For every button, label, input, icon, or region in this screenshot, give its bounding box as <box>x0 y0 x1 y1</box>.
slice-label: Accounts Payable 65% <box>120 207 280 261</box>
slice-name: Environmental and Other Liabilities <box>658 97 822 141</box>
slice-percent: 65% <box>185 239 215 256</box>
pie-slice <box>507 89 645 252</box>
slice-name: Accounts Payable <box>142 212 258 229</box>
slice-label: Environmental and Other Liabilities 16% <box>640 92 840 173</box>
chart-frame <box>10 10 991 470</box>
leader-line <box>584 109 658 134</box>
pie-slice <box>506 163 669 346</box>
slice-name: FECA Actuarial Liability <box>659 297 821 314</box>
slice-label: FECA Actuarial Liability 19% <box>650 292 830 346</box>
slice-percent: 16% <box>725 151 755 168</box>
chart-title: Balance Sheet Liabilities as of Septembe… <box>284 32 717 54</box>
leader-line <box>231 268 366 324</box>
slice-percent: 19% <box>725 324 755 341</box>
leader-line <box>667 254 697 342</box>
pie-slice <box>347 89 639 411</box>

#### CHALLENGE:
Reproduce every line of the entries above verbatim, keeping their original order.

#### TASK RESULT:
For every button, label, input, icon, or region in this screenshot, give its bounding box as <box>x0 y0 x1 y1</box>.
slice-label: Accounts Payable 65% <box>120 207 280 261</box>
slice-name: Environmental and Other Liabilities <box>658 97 822 141</box>
slice-percent: 65% <box>185 239 215 256</box>
pie-slice <box>507 89 645 252</box>
slice-name: Accounts Payable <box>142 212 258 229</box>
slice-label: Environmental and Other Liabilities 16% <box>640 92 840 173</box>
chart-frame <box>10 10 991 470</box>
leader-line <box>584 109 658 134</box>
pie-slice <box>506 163 669 346</box>
slice-name: FECA Actuarial Liability <box>659 297 821 314</box>
slice-label: FECA Actuarial Liability 19% <box>650 292 830 346</box>
slice-percent: 16% <box>725 151 755 168</box>
chart-title: Balance Sheet Liabilities as of Septembe… <box>284 32 717 54</box>
leader-line <box>231 268 366 324</box>
slice-percent: 19% <box>725 324 755 341</box>
leader-line <box>667 254 697 342</box>
pie-slice <box>347 89 639 411</box>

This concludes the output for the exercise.